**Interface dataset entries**
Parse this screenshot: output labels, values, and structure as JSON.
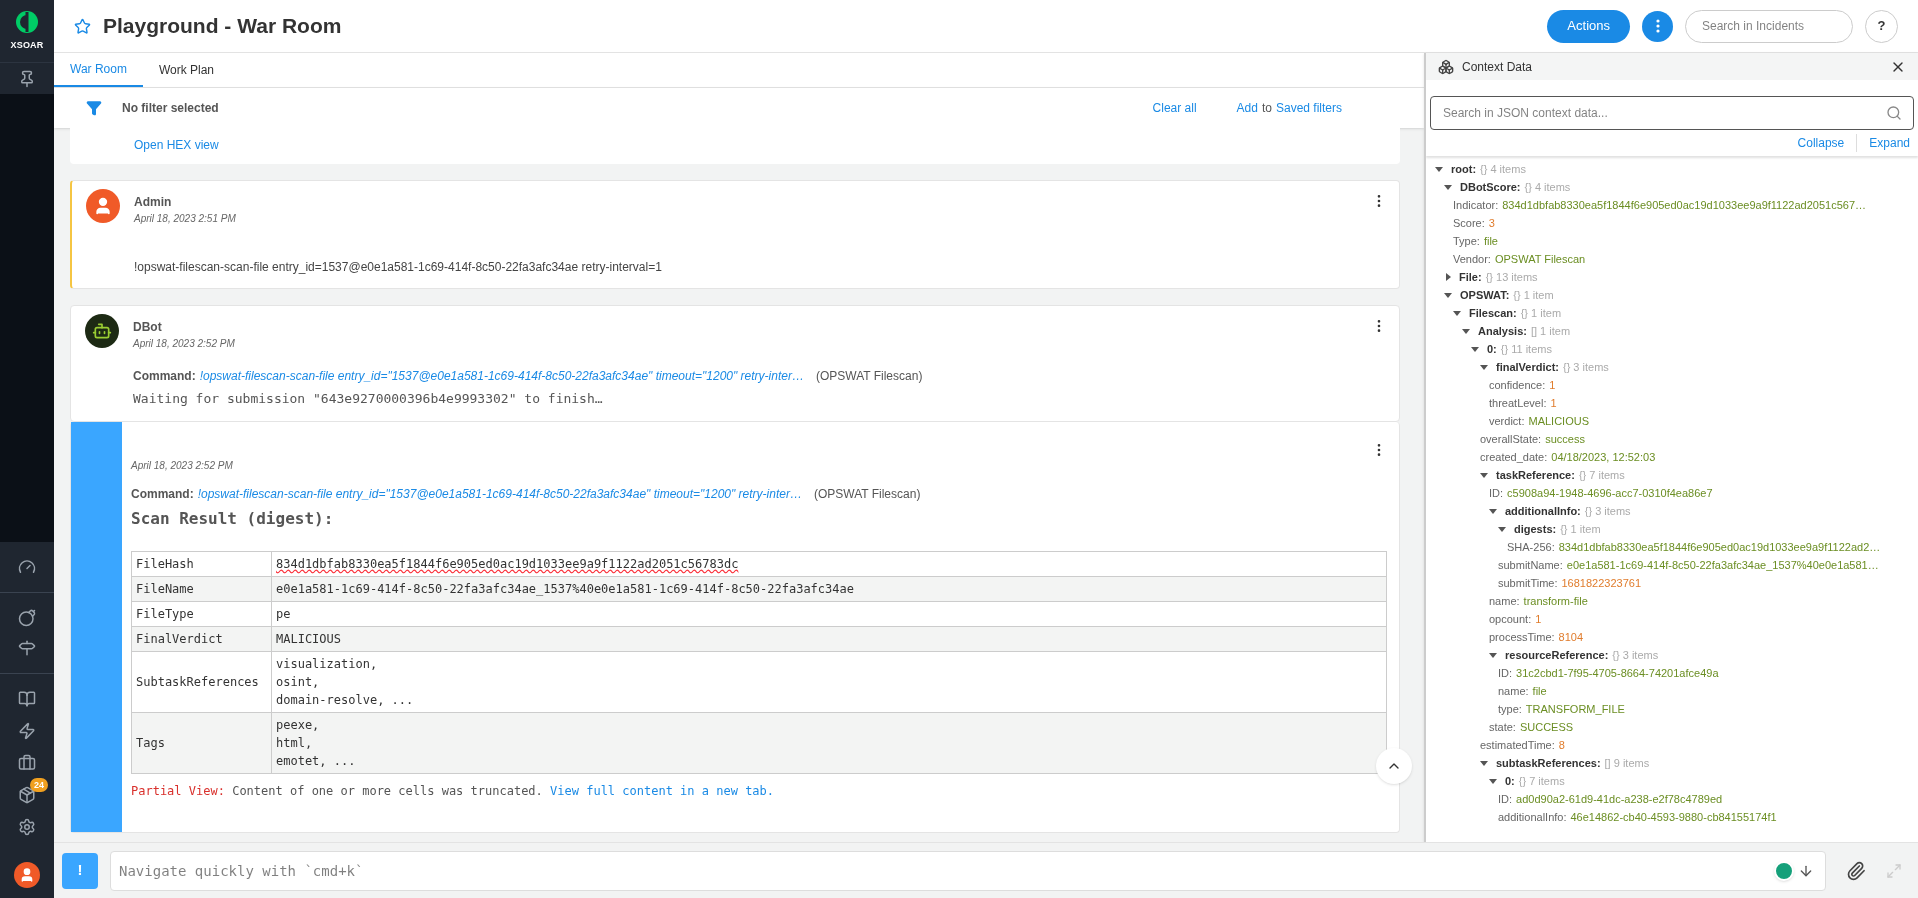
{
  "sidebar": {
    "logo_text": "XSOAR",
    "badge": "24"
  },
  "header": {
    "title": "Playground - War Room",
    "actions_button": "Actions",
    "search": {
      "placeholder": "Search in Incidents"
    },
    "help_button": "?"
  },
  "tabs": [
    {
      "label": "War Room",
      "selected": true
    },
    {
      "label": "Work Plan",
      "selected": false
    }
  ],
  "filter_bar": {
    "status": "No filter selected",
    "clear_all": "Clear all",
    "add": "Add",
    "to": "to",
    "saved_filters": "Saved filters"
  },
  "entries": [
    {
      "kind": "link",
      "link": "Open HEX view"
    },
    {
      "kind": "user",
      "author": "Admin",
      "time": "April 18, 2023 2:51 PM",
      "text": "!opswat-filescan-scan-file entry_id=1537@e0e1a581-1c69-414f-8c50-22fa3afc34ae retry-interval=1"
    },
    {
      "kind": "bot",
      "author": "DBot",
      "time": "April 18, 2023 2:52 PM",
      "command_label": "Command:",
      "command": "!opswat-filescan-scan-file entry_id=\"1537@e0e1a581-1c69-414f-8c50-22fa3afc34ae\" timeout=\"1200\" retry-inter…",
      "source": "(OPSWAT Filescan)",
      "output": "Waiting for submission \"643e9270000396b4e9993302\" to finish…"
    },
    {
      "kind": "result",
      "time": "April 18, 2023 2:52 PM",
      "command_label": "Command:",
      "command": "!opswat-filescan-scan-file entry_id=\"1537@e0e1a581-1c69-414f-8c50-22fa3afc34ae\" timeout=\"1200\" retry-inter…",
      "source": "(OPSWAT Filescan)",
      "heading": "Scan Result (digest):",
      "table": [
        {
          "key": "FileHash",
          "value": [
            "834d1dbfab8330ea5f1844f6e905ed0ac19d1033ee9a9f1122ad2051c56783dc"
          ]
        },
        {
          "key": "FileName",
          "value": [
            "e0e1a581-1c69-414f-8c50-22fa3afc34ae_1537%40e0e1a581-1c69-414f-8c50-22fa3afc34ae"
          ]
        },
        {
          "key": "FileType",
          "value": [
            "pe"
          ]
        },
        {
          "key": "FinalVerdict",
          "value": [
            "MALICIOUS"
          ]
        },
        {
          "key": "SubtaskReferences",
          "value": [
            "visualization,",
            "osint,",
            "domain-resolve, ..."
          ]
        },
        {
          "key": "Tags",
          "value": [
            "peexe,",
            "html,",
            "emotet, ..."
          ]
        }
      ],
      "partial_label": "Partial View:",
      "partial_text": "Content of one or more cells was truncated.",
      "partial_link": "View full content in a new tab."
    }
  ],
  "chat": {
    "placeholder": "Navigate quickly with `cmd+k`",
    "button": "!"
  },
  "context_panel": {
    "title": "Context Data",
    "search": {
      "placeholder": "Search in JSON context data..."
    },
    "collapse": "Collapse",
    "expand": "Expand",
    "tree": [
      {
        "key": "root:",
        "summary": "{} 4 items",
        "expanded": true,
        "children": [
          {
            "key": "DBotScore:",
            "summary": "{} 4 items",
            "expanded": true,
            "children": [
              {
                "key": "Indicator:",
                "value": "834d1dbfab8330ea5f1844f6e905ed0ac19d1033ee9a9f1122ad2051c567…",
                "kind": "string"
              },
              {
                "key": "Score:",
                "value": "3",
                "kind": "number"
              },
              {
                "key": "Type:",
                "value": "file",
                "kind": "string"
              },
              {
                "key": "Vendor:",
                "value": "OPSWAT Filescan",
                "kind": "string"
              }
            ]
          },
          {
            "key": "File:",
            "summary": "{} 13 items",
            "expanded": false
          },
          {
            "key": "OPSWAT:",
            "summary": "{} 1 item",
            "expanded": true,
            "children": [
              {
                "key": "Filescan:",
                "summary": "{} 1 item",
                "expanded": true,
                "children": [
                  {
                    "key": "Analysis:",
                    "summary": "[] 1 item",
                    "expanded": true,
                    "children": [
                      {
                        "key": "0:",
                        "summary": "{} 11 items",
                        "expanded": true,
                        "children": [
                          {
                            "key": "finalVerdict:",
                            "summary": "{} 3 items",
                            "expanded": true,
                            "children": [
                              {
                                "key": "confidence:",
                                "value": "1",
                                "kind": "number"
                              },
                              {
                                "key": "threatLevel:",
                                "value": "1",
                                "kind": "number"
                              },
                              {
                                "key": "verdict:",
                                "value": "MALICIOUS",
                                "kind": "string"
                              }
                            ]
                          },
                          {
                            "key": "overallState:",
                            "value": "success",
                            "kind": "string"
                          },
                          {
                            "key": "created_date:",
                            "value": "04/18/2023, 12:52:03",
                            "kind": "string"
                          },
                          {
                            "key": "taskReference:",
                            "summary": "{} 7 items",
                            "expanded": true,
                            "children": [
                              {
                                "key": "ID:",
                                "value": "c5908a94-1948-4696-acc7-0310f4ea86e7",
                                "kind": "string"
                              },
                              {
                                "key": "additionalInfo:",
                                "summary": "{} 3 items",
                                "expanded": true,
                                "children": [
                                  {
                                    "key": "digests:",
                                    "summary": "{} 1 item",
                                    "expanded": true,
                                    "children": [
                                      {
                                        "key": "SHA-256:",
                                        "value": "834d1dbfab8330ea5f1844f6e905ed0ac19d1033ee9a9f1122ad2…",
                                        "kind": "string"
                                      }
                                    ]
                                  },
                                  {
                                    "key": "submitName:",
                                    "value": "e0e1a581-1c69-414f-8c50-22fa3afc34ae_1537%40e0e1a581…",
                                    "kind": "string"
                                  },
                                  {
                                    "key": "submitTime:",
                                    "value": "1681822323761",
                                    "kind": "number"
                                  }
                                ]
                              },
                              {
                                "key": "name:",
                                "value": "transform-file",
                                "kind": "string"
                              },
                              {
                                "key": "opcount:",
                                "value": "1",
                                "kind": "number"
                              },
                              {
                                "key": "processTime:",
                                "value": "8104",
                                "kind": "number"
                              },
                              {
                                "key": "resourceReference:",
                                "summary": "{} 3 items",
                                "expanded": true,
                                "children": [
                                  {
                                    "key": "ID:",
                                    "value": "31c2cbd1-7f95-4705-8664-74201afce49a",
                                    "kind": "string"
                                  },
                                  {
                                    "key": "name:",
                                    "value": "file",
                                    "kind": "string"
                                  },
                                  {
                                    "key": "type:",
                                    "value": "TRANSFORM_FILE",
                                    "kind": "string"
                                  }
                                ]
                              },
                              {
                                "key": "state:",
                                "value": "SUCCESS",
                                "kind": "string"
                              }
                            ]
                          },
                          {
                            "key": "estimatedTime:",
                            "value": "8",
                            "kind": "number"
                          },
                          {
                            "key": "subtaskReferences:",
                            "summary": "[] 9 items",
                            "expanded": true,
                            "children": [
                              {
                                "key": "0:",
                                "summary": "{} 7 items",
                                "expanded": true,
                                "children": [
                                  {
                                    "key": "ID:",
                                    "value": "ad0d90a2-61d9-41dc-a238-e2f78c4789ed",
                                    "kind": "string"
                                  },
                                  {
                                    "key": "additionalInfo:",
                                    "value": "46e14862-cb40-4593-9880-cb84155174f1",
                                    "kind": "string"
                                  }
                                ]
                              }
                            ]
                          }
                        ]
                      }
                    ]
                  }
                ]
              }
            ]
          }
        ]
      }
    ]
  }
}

--

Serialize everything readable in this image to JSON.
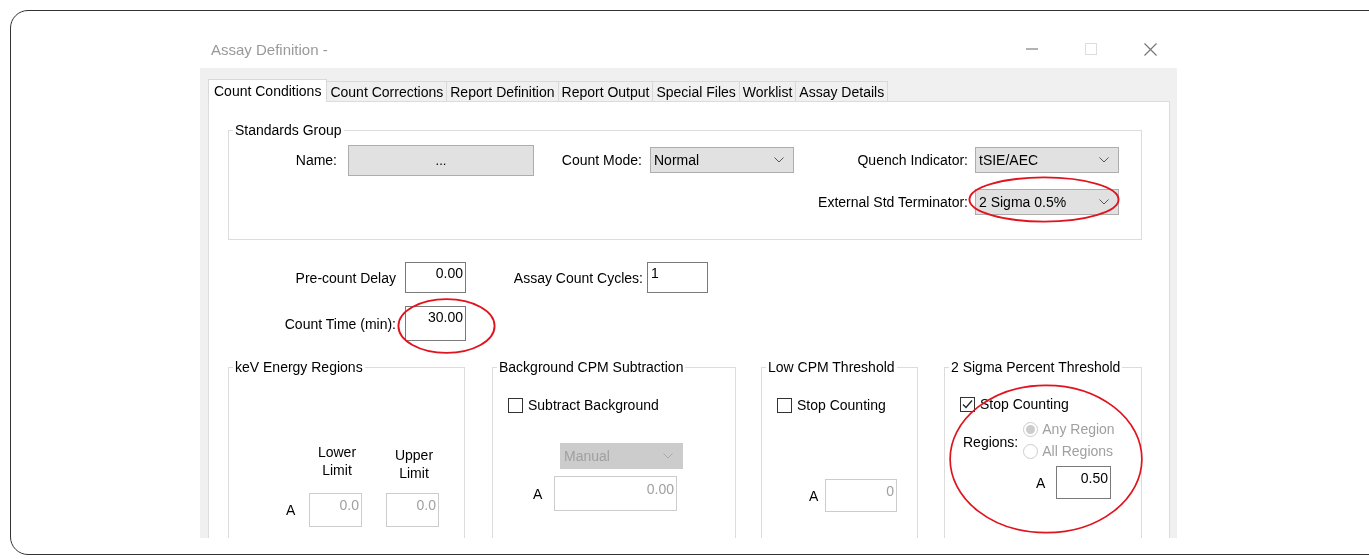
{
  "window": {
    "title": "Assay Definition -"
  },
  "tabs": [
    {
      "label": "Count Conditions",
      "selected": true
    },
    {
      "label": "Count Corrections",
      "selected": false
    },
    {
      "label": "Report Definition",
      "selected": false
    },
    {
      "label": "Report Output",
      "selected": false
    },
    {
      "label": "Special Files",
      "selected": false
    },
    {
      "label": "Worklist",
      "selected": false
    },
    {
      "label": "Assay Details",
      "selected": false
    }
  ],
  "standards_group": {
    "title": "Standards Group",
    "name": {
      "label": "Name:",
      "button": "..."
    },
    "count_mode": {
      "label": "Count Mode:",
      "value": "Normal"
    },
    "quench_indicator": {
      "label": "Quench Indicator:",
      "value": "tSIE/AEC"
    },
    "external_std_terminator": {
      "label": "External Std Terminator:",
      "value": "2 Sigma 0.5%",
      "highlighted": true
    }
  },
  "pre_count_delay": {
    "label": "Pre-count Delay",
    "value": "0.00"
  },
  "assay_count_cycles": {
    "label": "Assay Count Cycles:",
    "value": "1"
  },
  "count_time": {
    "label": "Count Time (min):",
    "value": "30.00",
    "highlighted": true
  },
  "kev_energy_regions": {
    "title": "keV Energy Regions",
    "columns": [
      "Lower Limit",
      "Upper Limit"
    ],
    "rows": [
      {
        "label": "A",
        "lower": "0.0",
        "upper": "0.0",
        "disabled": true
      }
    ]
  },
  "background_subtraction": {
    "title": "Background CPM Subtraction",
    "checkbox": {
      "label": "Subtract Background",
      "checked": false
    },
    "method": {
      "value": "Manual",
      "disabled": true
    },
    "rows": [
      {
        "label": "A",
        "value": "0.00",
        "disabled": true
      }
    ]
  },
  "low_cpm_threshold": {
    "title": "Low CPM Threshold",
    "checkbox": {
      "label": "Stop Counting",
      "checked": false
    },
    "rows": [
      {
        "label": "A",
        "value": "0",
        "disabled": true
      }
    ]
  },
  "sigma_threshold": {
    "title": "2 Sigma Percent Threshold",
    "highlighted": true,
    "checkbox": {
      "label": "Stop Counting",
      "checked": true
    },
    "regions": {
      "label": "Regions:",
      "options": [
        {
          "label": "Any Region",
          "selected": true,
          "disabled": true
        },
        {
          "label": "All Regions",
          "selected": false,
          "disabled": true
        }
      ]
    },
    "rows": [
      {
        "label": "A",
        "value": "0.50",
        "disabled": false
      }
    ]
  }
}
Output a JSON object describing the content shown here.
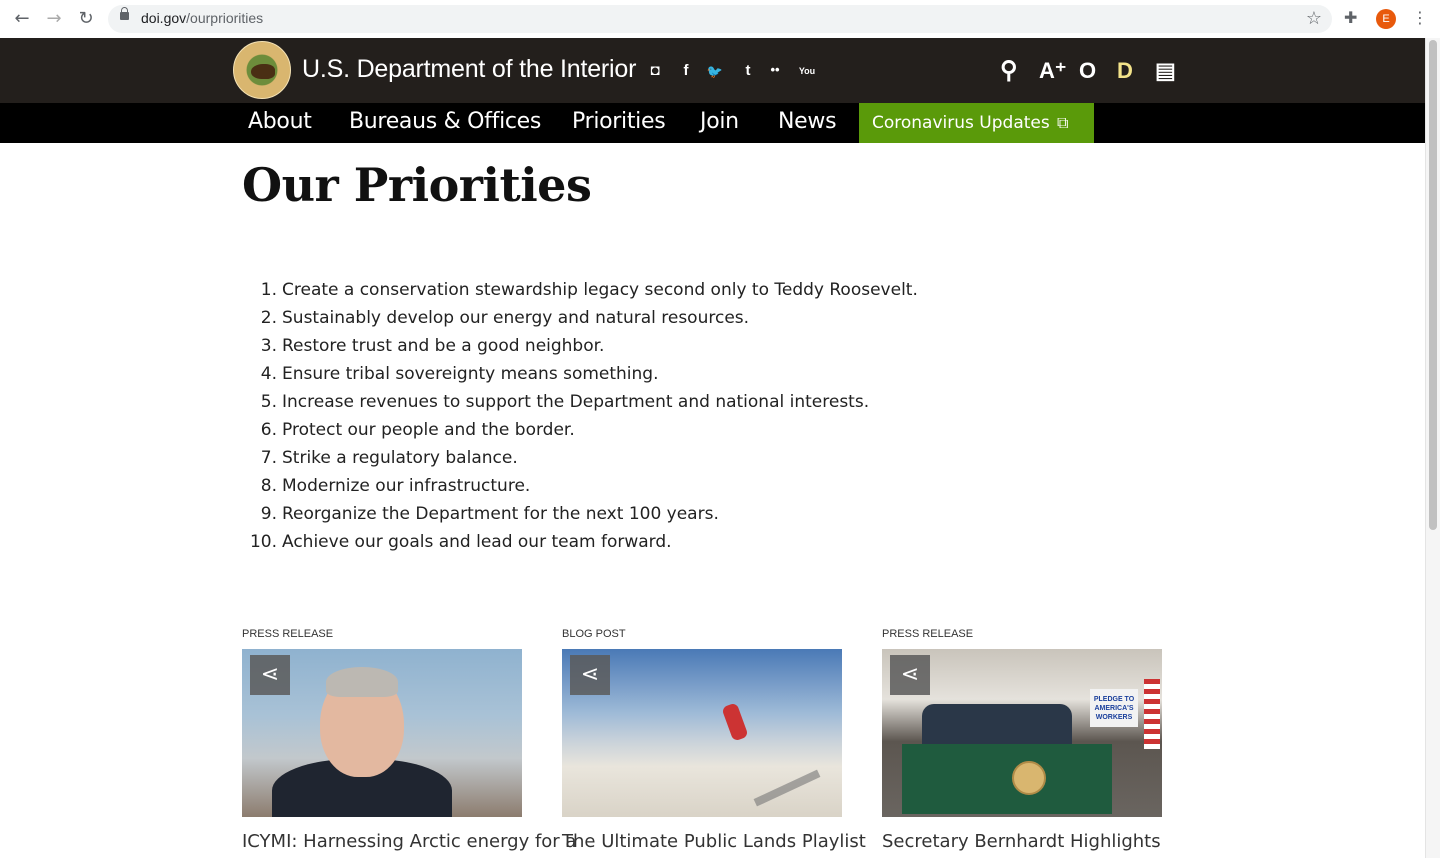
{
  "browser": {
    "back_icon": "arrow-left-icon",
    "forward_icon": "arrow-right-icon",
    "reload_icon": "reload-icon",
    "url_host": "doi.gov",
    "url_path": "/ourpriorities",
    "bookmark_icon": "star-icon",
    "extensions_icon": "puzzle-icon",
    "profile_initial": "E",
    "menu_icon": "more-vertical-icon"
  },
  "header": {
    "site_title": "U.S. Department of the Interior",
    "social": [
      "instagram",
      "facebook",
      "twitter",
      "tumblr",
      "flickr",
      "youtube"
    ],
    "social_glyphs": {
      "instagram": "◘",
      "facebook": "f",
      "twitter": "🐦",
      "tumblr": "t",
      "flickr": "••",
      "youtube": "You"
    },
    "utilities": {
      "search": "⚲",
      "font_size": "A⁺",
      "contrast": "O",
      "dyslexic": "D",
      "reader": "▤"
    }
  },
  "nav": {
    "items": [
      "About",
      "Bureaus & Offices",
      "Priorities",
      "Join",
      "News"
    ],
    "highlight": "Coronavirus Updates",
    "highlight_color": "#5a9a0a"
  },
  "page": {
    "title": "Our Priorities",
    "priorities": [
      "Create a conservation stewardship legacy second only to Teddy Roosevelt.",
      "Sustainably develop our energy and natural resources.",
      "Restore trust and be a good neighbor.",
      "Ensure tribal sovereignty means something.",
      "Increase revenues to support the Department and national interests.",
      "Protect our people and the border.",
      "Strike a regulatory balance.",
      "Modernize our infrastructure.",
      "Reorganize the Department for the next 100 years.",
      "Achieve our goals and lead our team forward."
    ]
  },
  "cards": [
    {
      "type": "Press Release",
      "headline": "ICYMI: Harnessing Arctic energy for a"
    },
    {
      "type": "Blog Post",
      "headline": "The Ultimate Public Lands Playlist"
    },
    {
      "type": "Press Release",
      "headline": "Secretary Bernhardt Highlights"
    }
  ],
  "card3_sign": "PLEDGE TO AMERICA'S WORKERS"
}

**Instructions to follow**
Filter the records for the word "JSON" and show every line that has it.

**Result**
Parse this screenshot: output labels, values, and structure as JSON.
      "placeholder": "Search in JSON context data..."
Serialize everything readable in this image to JSON.
Output a JSON object describing the content shown here.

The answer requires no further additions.